▶ Work to be completed
Answer with nothing except the number of lines that contain the word "recycled".

▶ Dataset content
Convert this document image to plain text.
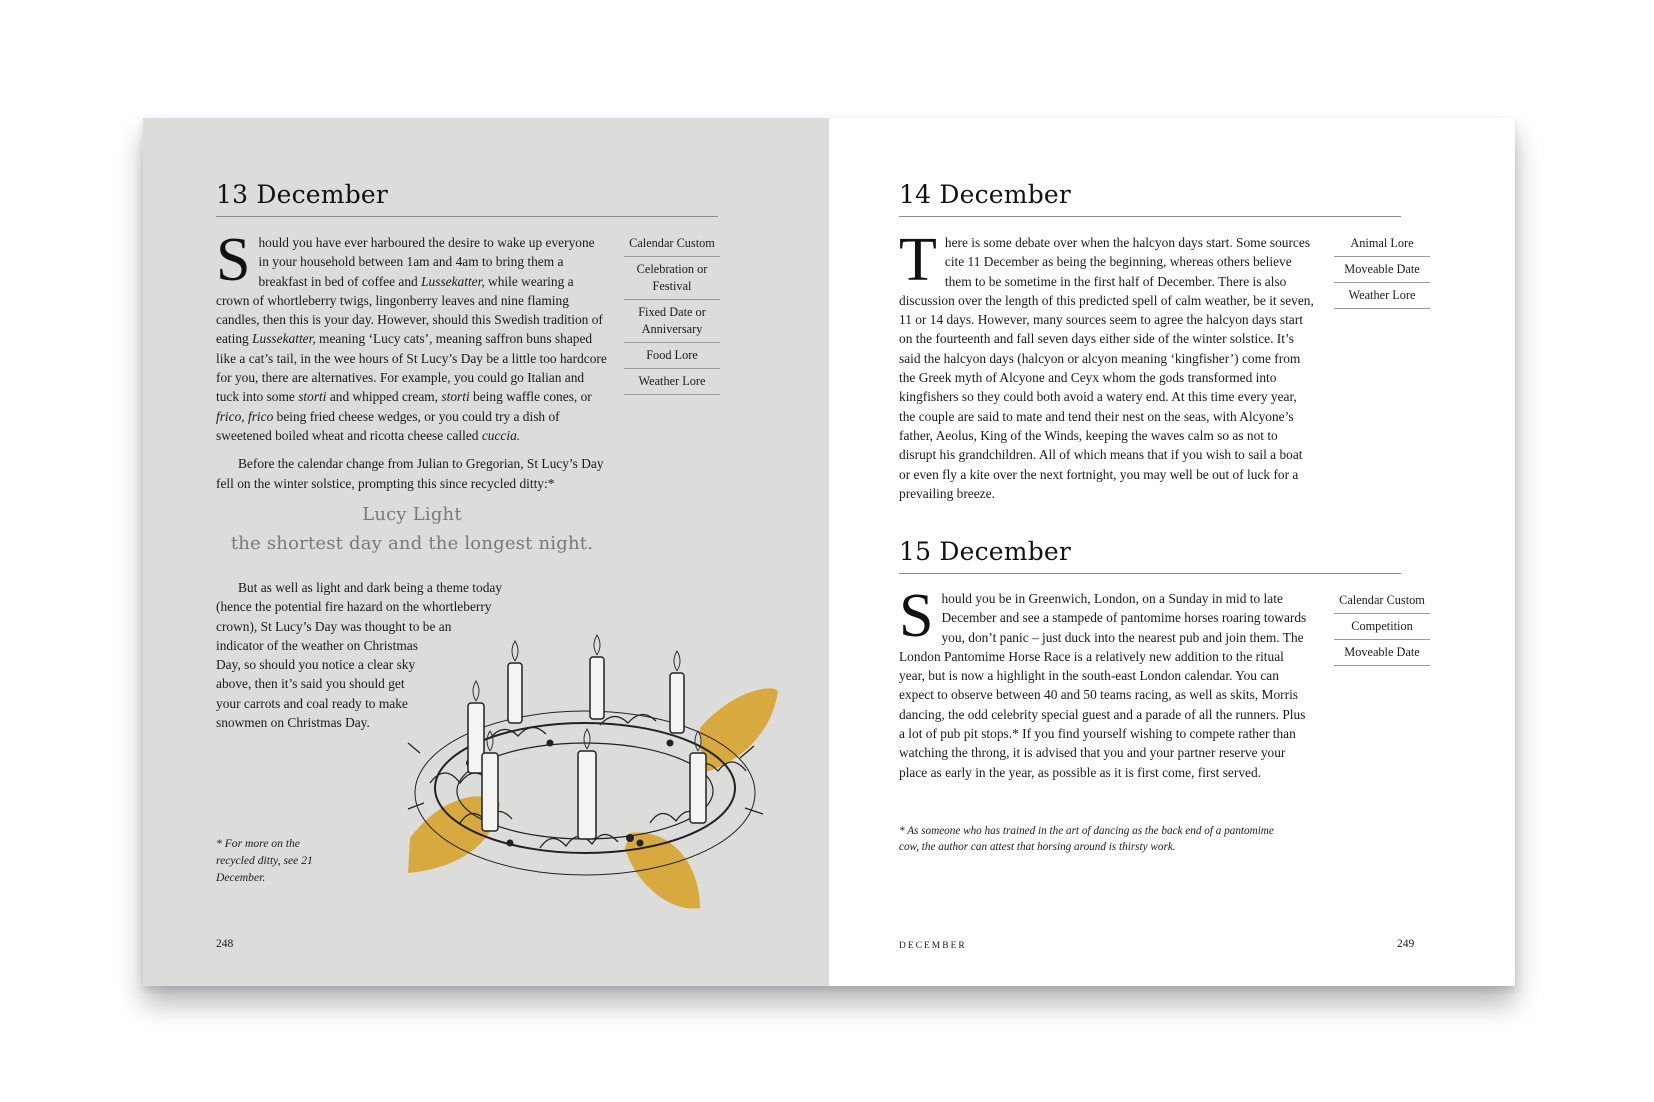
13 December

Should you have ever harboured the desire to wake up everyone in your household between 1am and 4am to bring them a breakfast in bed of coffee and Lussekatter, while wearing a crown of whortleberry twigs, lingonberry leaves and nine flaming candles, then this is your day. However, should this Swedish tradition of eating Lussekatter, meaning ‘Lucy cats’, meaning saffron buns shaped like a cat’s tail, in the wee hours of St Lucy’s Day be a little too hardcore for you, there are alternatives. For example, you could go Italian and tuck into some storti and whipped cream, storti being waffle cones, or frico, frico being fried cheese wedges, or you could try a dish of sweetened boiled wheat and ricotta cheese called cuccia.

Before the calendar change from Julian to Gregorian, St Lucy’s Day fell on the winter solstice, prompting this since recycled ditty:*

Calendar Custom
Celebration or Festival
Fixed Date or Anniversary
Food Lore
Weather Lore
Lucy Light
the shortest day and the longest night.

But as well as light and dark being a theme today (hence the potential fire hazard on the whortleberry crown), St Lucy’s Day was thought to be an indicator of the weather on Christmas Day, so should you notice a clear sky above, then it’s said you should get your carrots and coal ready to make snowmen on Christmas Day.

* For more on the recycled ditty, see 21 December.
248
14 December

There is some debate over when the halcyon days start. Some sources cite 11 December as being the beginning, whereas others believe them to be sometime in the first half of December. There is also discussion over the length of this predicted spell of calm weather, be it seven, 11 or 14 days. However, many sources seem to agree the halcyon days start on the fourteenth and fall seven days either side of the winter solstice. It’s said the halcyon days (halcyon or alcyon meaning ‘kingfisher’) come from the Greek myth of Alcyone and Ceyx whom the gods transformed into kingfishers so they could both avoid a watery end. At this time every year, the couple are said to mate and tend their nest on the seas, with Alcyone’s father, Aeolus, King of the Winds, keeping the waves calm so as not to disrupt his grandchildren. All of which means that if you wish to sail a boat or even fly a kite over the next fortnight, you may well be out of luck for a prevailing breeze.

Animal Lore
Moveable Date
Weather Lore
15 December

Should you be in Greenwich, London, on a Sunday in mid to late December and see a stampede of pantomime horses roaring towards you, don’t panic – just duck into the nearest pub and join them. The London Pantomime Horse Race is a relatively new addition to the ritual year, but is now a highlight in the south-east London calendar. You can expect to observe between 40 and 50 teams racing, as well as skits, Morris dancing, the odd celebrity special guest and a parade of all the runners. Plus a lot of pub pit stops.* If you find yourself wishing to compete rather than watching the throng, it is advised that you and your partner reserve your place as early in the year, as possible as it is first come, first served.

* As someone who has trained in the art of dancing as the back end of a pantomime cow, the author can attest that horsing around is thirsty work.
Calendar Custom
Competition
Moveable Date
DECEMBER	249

▶ Finished answer
2